DIRECTION — Each record below must be returned exactly as shown.

Some records:
* * *

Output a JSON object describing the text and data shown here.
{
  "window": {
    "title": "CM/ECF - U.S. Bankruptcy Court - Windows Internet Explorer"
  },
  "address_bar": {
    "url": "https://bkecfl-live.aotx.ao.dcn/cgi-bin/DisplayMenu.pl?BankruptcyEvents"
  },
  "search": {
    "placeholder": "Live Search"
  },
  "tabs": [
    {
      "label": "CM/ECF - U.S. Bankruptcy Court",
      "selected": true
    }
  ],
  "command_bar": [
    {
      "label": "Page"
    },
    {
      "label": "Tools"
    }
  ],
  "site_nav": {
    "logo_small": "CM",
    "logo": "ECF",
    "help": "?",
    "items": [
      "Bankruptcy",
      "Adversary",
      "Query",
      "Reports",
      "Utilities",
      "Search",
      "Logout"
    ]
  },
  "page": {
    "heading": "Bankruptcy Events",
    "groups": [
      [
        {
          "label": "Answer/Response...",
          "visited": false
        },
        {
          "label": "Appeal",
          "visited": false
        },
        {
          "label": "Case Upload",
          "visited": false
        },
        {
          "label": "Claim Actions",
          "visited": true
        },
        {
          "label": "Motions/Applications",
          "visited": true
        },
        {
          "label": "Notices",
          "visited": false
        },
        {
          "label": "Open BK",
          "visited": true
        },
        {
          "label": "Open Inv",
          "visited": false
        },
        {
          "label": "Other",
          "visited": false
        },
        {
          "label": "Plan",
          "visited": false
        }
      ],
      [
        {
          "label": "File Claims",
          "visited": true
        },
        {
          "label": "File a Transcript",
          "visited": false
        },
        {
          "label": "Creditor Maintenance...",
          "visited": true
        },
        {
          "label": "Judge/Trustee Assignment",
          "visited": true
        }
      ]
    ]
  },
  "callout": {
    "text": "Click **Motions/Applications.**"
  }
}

* * *

THE RESPONSE —
Output a JSON object describing the text and data shown here.
{
  "window": {
    "title": "CM/ECF - U.S. Bankruptcy Court - Windows Internet Explorer"
  },
  "address_bar": {
    "url": "https://bkecfl-live.aotx.ao.dcn/cgi-bin/DisplayMenu.pl?BankruptcyEvents"
  },
  "search": {
    "placeholder": "Live Search"
  },
  "tabs": [
    {
      "label": "CM/ECF - U.S. Bankruptcy Court",
      "selected": true
    }
  ],
  "command_bar": [
    {
      "label": "Page"
    },
    {
      "label": "Tools"
    }
  ],
  "site_nav": {
    "logo_small": "CM",
    "logo": "ECF",
    "help": "?",
    "items": [
      "Bankruptcy",
      "Adversary",
      "Query",
      "Reports",
      "Utilities",
      "Search",
      "Logout"
    ]
  },
  "page": {
    "heading": "Bankruptcy Events",
    "groups": [
      [
        {
          "label": "Answer/Response...",
          "visited": false
        },
        {
          "label": "Appeal",
          "visited": false
        },
        {
          "label": "Case Upload",
          "visited": false
        },
        {
          "label": "Claim Actions",
          "visited": true
        },
        {
          "label": "Motions/Applications",
          "visited": true
        },
        {
          "label": "Notices",
          "visited": false
        },
        {
          "label": "Open BK",
          "visited": true
        },
        {
          "label": "Open Inv",
          "visited": false
        },
        {
          "label": "Other",
          "visited": false
        },
        {
          "label": "Plan",
          "visited": false
        }
      ],
      [
        {
          "label": "File Claims",
          "visited": true
        },
        {
          "label": "File a Transcript",
          "visited": false
        },
        {
          "label": "Creditor Maintenance...",
          "visited": true
        },
        {
          "label": "Judge/Trustee Assignment",
          "visited": true
        }
      ]
    ]
  },
  "callout": {
    "text": "Click **Motions/Applications.**"
  }
}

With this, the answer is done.